- _THE REQUEST_
Tally the lines that hold the string "STEC", and reply with the count alone.

** Start of EXTRACTED ENTRIES **

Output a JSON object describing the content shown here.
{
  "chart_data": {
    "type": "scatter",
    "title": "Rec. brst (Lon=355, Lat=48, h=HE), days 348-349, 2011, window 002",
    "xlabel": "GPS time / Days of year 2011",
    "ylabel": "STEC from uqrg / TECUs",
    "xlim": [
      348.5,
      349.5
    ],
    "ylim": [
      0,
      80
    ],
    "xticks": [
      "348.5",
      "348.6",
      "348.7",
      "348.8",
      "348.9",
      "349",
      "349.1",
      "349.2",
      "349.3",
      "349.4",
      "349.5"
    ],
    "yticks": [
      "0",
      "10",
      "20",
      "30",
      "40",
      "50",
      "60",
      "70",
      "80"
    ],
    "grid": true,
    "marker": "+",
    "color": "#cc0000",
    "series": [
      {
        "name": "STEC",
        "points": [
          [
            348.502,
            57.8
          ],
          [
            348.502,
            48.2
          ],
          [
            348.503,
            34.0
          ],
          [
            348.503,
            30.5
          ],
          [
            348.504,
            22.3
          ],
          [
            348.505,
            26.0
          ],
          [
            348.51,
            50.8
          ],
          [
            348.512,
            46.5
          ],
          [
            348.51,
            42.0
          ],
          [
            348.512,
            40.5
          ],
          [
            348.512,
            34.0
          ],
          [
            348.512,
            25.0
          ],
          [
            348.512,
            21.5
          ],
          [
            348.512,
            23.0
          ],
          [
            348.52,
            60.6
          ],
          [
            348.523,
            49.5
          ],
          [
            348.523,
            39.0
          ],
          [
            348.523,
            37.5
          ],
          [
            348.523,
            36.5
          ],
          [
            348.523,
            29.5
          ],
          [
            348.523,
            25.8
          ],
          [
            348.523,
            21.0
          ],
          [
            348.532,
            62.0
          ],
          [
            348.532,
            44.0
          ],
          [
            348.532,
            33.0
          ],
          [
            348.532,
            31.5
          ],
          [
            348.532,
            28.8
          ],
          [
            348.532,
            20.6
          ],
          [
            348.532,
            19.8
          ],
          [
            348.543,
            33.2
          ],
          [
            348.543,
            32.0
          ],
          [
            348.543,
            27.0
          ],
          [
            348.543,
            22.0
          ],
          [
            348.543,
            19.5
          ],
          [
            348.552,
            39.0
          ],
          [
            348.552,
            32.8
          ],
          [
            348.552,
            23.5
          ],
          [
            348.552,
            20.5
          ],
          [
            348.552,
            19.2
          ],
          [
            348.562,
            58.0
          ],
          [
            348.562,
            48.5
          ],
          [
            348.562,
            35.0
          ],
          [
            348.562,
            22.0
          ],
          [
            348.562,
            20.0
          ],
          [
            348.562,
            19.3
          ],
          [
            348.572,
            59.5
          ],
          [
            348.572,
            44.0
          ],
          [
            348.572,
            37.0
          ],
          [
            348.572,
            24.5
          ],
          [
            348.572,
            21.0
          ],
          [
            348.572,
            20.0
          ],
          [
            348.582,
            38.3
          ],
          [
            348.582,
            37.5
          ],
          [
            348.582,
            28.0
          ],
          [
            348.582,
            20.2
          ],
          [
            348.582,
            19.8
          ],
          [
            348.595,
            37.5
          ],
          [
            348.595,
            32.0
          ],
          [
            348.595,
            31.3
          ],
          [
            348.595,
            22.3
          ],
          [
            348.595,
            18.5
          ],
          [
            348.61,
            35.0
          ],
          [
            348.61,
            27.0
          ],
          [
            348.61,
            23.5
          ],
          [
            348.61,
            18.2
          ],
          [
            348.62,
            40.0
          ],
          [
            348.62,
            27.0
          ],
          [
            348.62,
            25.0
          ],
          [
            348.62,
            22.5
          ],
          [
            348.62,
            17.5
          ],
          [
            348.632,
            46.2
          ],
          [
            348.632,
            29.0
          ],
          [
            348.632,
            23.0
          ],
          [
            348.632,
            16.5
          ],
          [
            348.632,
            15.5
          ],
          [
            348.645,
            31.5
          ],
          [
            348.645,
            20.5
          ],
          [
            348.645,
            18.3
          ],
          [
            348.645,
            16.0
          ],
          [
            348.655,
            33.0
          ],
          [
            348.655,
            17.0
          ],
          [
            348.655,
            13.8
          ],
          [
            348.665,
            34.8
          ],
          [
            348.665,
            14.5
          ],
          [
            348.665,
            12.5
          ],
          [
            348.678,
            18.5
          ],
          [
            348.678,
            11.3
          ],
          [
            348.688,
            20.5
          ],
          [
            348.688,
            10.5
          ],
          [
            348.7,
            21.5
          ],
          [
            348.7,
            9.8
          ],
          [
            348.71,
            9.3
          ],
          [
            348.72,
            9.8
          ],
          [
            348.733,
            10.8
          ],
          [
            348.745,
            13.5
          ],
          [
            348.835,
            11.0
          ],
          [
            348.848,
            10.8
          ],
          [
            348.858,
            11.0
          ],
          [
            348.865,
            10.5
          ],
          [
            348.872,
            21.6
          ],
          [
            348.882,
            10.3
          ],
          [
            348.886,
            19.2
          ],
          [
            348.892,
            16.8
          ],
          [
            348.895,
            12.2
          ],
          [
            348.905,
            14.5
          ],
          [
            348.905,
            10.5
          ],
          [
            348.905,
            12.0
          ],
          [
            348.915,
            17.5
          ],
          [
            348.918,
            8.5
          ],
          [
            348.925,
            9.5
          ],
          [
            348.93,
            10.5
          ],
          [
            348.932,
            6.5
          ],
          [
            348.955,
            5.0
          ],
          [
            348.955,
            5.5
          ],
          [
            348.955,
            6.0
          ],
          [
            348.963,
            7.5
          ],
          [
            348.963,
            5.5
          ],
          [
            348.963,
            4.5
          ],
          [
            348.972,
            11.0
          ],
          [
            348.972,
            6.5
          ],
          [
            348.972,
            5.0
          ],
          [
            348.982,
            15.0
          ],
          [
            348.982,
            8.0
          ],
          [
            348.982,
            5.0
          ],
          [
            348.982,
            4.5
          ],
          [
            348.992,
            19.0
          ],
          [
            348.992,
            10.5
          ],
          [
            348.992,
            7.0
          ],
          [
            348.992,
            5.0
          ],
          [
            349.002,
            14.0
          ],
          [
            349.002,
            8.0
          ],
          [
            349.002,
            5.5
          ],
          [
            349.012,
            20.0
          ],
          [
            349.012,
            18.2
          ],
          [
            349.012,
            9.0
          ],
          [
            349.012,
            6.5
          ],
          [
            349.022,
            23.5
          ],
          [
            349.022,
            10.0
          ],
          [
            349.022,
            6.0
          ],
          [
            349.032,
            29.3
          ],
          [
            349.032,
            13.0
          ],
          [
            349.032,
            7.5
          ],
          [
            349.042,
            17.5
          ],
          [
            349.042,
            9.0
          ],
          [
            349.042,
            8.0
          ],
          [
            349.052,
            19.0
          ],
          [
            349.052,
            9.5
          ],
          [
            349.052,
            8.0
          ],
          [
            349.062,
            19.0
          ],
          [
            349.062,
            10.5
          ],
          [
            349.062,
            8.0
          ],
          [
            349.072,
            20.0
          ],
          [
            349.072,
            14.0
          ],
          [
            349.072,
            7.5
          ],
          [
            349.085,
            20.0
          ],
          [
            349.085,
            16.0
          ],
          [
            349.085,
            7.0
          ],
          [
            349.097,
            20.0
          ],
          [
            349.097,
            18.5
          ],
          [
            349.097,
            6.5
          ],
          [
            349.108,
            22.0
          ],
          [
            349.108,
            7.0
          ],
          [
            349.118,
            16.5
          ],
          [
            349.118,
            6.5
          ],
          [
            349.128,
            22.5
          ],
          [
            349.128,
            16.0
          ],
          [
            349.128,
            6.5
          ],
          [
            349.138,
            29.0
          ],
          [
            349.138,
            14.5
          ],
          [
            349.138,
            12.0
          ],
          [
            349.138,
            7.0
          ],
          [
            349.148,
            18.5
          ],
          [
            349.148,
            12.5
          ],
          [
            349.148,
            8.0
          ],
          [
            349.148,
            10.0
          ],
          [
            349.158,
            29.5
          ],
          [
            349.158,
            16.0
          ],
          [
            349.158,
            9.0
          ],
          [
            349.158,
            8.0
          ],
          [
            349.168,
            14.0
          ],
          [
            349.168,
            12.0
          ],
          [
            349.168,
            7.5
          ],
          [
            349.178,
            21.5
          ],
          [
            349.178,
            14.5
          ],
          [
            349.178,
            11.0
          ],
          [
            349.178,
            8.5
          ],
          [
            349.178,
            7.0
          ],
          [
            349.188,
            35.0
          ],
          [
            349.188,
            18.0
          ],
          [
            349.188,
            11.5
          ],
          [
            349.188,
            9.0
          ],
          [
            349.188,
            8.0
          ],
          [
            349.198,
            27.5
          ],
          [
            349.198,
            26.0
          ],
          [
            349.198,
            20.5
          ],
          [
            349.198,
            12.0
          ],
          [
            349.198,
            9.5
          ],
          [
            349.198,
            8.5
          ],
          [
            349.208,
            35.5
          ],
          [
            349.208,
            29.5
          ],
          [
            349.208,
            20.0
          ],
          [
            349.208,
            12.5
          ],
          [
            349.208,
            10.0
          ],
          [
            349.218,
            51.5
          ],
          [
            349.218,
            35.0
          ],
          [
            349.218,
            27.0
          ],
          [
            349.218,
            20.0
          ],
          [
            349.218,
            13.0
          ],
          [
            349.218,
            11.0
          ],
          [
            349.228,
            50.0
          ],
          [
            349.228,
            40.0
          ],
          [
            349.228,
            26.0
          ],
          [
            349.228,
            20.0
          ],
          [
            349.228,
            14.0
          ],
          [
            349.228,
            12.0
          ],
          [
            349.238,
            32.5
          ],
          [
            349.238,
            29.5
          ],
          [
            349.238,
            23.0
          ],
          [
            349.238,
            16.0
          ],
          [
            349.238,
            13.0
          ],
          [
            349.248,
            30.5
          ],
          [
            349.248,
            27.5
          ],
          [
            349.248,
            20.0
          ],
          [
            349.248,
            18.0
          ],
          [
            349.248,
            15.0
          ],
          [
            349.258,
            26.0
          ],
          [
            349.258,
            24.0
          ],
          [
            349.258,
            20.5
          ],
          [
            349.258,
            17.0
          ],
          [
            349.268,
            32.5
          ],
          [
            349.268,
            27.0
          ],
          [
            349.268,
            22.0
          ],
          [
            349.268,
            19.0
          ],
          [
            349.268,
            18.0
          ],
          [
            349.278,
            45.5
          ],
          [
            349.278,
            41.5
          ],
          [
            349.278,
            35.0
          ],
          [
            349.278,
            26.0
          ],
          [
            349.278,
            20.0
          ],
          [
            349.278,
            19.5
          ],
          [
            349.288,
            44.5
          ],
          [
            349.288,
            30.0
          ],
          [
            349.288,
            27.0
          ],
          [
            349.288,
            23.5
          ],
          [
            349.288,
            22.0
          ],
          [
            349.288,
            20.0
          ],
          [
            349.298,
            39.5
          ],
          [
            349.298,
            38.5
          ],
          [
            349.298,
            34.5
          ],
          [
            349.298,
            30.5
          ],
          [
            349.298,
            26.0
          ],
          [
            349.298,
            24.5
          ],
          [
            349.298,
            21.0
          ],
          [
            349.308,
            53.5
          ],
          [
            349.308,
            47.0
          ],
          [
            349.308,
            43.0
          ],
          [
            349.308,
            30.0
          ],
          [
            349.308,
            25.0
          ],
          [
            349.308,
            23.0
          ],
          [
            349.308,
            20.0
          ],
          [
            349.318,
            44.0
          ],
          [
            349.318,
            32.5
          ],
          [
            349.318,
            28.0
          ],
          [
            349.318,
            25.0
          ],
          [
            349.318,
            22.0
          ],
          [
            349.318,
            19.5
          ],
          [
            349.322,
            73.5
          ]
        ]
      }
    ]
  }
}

** End of EXTRACTED ENTRIES **

- _IN RESPONSE_
2